• WHAT NEEDS TO BE DONE:
Go through the listing beneath this task and return every line that carries the string "rssehat".

• PROVIDED RECORDS:
═══
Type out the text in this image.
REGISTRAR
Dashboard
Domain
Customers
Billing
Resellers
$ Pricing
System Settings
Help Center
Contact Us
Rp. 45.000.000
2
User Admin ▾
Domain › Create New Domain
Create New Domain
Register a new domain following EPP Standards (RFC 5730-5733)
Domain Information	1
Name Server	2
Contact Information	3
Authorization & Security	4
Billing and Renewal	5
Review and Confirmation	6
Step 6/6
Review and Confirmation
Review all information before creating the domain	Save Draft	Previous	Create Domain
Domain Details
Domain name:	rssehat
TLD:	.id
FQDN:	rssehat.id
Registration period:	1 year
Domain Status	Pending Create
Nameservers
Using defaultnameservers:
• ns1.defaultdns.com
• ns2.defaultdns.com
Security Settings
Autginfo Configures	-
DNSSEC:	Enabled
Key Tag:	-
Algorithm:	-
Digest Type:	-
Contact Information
═══
• CORRECT ANSWER:
Domain name:	rssehat
FQDN:	rssehat.id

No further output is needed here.